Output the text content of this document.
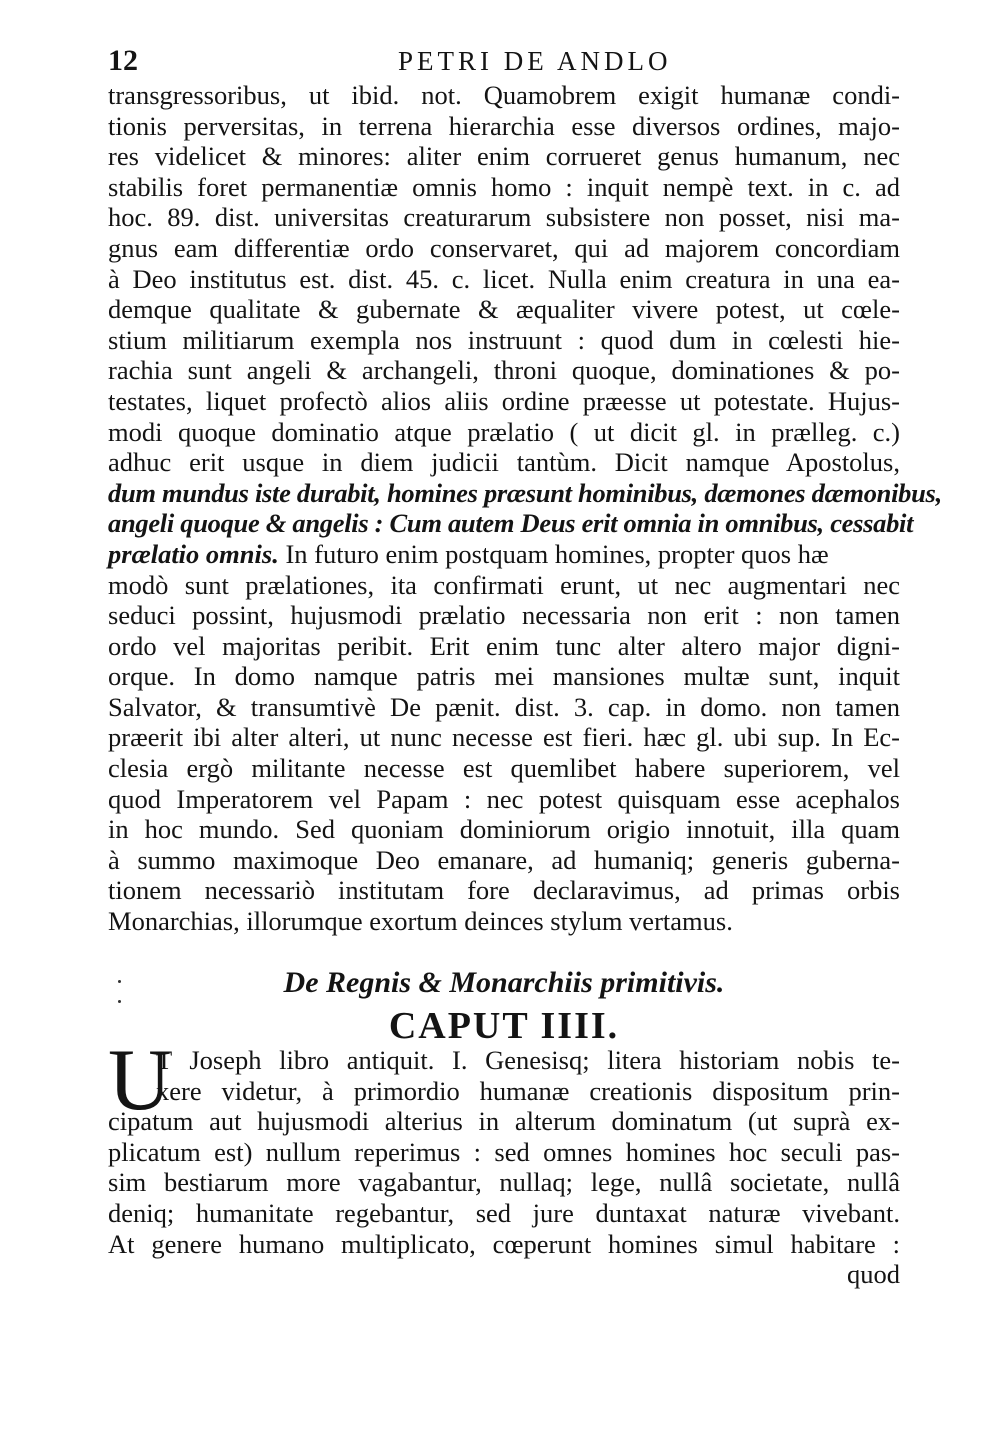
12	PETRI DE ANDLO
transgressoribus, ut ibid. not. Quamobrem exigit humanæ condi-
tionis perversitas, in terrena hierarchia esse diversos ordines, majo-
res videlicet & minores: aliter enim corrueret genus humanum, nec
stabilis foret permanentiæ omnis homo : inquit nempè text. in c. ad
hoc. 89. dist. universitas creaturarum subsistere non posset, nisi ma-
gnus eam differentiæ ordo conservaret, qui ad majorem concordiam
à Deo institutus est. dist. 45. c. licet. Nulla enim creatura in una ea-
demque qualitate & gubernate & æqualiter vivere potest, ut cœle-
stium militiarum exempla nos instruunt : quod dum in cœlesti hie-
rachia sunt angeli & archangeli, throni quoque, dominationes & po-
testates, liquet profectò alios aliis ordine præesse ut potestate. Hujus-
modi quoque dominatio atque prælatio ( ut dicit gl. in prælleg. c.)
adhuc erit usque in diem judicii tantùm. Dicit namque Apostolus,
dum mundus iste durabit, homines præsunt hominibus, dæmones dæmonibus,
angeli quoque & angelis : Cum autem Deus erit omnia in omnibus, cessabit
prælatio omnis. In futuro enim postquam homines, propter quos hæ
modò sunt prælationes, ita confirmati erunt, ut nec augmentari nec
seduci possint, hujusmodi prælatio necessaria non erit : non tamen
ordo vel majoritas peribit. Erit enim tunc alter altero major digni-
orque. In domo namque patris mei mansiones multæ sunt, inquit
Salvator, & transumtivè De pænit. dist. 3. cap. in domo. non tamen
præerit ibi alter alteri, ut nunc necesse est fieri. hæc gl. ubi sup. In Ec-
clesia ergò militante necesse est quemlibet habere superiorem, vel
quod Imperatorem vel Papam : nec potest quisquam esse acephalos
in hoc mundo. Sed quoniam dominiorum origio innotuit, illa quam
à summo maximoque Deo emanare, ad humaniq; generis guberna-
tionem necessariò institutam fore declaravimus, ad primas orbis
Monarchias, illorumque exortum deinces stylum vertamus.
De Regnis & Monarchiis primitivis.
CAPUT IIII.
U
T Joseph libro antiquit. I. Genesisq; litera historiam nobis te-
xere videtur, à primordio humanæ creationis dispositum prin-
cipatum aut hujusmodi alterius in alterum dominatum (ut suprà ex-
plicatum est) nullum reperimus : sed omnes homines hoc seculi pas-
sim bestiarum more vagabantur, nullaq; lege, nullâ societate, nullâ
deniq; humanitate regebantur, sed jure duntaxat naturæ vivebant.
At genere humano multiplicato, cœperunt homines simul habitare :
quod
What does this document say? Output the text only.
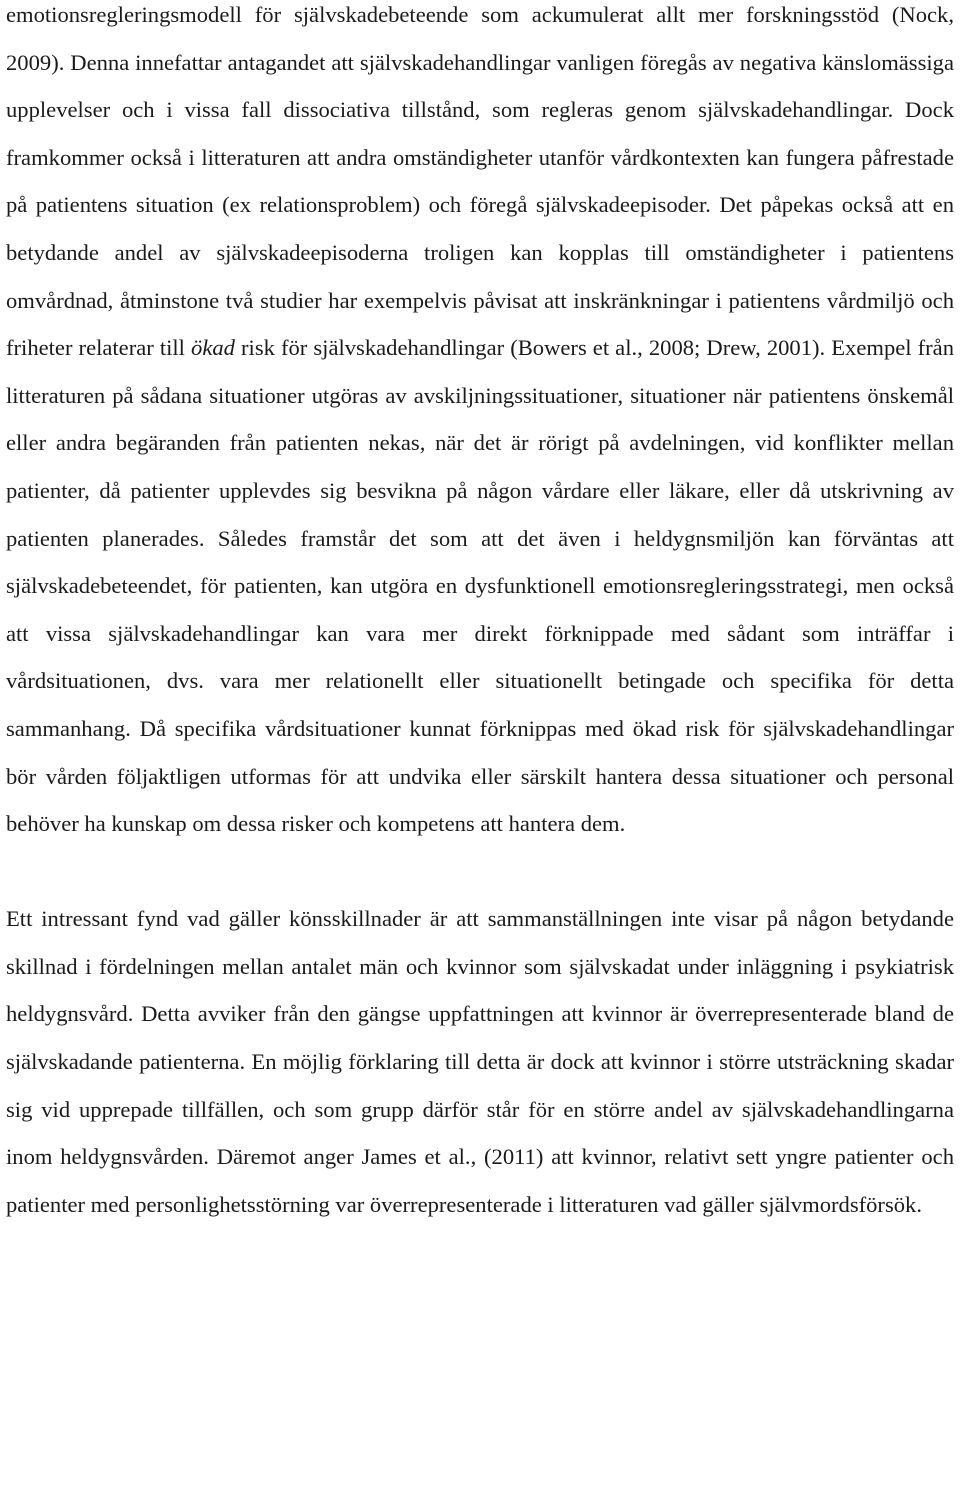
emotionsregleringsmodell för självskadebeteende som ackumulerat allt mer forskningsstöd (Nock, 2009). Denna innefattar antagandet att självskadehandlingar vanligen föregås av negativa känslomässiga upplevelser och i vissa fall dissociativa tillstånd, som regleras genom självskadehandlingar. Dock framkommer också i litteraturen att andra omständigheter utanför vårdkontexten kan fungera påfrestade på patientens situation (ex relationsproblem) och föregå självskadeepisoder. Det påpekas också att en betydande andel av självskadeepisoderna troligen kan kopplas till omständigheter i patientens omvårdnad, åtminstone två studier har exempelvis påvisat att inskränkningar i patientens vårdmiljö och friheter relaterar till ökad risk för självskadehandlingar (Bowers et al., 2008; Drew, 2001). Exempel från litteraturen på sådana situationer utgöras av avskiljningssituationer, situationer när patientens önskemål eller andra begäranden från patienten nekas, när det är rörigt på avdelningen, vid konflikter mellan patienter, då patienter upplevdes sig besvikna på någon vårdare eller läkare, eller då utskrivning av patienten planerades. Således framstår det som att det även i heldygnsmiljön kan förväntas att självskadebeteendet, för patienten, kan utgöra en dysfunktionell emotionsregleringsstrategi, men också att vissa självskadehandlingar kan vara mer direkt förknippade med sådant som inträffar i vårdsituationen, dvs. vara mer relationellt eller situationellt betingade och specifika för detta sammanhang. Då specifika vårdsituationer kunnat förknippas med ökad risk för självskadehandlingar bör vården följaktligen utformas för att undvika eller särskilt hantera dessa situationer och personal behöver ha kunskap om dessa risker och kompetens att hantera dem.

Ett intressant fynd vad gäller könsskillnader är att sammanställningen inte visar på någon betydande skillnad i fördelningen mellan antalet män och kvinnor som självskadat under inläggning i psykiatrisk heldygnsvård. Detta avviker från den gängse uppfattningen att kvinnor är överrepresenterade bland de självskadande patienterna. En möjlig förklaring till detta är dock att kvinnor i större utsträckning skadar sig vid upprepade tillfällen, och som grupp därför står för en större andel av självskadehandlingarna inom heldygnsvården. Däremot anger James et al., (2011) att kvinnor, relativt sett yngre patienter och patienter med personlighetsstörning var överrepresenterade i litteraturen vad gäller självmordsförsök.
.....
THE PROBLEM =>
Which lines of the records above contain the word "angeli"? Report each one.

RESPONSE TO THIS EXERCISE =>
rachia sunt angeli & archangeli, throni quoque, dominationes & po-
angeli quoque & angelis : Cum autem Deus erit omnia in omnibus, cessabit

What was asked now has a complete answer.